• **Problem description**
Look through the data below. Pick out the lines holding the string "Bemper".

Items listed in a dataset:
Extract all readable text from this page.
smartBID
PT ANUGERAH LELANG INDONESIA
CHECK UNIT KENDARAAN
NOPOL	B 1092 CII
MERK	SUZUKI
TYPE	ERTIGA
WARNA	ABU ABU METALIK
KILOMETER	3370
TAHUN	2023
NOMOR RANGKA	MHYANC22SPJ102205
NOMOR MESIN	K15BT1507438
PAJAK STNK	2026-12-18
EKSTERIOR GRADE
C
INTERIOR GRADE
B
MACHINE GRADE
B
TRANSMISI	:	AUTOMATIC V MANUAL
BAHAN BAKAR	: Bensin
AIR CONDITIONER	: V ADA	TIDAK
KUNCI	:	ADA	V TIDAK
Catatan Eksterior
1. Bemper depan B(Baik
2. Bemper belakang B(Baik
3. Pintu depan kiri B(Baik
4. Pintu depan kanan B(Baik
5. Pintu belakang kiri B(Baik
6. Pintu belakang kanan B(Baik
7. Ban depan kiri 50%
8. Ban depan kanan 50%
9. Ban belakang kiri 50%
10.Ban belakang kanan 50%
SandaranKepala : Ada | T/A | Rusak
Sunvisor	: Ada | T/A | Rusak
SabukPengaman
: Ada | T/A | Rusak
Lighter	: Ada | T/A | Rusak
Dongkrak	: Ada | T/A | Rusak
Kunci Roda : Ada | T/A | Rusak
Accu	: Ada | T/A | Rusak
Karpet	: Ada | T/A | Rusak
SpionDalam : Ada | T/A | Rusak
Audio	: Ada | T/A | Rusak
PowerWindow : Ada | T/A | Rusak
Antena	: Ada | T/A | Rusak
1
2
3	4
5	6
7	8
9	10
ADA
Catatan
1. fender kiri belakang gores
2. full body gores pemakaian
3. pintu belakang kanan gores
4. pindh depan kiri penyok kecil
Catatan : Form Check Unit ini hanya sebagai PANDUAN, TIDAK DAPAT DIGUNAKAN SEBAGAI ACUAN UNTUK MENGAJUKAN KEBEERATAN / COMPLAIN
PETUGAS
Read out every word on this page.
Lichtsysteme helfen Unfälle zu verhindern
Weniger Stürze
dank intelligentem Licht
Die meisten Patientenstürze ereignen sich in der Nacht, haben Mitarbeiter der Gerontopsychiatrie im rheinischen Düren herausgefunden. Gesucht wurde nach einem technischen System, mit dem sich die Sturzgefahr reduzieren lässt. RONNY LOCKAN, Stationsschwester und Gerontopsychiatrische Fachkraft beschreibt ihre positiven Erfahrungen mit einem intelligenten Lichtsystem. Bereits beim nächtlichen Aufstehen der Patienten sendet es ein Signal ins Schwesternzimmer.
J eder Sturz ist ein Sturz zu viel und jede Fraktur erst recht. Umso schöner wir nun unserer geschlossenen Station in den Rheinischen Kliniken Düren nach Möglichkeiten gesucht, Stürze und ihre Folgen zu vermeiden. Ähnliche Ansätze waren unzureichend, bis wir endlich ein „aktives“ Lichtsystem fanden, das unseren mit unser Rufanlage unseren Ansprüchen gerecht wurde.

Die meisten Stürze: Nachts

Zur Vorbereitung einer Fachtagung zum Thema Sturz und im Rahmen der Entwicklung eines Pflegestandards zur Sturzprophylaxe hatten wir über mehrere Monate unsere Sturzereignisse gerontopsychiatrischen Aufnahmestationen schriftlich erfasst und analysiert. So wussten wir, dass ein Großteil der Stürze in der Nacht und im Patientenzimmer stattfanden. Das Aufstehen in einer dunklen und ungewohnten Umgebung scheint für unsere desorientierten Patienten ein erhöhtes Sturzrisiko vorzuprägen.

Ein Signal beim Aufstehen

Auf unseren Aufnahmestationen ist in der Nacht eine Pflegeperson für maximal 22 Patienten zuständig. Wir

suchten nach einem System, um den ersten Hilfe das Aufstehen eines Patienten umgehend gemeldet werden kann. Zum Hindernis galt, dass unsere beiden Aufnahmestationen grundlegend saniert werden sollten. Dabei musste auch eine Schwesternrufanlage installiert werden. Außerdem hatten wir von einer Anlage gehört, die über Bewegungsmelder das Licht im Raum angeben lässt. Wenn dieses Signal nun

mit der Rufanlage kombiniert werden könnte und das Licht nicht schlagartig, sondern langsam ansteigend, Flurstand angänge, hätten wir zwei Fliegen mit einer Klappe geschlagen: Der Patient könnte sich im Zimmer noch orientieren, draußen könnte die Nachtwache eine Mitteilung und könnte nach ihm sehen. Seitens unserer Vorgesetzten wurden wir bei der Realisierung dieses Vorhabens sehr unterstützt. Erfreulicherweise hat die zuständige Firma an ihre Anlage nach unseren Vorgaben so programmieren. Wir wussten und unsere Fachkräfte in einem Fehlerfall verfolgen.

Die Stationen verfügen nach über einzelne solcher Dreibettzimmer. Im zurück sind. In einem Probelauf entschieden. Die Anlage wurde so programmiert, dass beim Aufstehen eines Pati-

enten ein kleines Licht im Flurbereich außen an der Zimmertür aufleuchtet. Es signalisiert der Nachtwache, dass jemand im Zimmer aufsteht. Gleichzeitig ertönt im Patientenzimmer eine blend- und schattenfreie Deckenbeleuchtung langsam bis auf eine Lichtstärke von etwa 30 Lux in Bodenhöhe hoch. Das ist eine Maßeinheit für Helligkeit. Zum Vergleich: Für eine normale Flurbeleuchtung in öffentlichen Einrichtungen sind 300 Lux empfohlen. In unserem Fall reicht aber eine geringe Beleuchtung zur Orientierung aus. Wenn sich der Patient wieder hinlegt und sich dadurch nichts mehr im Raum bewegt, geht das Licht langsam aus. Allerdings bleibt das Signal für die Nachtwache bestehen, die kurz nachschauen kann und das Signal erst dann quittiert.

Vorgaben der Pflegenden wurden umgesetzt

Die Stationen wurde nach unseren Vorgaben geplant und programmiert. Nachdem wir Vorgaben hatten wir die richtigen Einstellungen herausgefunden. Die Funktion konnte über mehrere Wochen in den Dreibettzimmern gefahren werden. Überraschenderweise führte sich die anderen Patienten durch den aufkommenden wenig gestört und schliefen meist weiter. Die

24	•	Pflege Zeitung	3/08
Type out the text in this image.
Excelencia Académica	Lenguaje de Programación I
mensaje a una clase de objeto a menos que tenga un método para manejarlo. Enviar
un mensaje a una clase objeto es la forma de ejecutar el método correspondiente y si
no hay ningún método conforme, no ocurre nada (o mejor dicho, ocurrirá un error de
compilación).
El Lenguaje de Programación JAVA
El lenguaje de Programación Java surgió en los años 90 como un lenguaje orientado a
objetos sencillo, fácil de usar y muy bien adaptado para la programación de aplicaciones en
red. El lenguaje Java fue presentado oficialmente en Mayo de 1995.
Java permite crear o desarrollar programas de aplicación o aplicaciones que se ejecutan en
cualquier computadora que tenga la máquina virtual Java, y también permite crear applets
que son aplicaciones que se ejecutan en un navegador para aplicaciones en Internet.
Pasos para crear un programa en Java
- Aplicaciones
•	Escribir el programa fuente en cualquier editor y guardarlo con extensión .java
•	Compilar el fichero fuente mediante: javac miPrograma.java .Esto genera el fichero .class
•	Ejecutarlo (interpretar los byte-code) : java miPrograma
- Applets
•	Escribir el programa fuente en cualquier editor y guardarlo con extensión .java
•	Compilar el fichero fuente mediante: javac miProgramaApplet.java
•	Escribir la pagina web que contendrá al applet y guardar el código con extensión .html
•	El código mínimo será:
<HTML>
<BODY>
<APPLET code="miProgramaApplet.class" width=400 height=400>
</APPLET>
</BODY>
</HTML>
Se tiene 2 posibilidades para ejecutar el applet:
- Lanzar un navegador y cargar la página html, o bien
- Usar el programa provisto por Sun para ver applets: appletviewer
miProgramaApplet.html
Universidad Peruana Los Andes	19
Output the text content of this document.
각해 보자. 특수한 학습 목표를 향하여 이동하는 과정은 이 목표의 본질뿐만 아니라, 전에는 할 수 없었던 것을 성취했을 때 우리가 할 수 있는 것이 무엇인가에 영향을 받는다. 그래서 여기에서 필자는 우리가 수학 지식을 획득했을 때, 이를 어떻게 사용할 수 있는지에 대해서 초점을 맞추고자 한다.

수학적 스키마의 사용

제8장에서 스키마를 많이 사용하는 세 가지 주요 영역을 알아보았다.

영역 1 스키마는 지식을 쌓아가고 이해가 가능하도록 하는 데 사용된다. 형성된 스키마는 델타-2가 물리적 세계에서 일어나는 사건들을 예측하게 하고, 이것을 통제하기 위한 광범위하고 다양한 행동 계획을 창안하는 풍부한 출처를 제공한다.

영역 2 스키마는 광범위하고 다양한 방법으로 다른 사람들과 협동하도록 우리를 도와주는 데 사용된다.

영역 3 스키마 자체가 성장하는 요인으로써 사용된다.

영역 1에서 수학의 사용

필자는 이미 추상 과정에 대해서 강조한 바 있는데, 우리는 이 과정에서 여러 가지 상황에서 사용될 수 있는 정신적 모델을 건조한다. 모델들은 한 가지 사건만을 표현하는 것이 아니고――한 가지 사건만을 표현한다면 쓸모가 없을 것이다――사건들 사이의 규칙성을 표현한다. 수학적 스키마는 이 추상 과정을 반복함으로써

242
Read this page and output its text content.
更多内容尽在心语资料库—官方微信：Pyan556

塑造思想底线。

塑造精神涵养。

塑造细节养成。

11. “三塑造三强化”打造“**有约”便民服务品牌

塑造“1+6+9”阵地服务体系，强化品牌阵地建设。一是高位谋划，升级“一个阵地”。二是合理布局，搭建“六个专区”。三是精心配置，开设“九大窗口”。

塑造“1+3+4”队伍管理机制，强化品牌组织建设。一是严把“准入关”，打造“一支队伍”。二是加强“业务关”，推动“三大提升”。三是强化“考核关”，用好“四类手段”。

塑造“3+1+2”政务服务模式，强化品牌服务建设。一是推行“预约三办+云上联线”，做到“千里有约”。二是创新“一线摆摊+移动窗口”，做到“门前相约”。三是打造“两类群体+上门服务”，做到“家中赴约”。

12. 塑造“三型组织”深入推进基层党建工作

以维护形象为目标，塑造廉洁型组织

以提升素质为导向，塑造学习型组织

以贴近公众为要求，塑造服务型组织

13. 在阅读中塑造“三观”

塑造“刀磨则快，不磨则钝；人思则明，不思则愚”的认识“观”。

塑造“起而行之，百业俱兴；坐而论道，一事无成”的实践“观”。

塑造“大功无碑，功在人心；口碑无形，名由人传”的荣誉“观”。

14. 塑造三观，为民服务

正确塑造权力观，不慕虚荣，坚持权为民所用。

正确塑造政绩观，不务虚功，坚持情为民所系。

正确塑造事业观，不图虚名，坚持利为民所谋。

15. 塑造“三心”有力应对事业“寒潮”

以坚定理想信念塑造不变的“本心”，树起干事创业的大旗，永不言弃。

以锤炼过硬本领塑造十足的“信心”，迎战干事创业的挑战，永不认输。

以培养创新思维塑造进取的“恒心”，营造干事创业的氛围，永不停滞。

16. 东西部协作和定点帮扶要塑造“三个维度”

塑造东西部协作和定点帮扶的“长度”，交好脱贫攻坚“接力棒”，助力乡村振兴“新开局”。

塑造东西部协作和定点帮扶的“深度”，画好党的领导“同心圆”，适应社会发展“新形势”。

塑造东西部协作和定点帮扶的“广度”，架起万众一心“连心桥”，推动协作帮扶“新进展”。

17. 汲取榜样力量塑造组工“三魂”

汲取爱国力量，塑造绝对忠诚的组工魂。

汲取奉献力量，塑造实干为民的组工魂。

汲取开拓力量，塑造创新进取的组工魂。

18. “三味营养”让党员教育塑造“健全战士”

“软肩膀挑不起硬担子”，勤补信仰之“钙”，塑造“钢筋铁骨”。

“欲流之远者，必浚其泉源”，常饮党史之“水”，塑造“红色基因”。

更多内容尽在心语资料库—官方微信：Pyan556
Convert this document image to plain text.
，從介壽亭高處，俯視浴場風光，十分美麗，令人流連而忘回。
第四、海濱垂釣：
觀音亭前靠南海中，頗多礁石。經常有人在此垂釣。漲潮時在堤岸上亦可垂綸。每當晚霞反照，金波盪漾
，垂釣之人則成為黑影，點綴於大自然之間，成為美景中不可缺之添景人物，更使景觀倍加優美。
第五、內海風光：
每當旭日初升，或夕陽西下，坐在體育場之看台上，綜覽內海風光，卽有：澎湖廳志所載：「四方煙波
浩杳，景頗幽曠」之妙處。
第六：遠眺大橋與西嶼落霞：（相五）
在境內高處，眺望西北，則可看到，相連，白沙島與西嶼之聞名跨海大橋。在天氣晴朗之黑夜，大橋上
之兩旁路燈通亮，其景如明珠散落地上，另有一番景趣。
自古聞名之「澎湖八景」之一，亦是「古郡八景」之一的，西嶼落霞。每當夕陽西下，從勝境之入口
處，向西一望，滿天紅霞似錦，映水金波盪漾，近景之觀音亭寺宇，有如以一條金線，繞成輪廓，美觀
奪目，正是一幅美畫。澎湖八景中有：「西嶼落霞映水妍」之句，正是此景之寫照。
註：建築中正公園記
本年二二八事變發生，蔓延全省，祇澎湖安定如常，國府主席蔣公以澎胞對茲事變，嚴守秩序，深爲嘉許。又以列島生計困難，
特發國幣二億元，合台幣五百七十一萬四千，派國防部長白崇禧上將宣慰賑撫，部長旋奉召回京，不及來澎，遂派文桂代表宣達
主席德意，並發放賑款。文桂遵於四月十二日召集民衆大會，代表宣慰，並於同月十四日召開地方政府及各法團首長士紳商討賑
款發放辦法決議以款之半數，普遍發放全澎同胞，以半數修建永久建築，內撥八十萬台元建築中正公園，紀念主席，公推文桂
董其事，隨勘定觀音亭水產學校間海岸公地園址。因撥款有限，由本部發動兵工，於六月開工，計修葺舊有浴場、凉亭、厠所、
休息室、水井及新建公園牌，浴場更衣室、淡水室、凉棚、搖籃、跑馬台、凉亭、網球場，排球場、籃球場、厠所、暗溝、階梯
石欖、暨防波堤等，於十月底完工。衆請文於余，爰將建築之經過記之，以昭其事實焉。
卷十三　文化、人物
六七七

• **Solution to this exercise**
1. Bemper depan B(Baik
2. Bemper belakang B(Baik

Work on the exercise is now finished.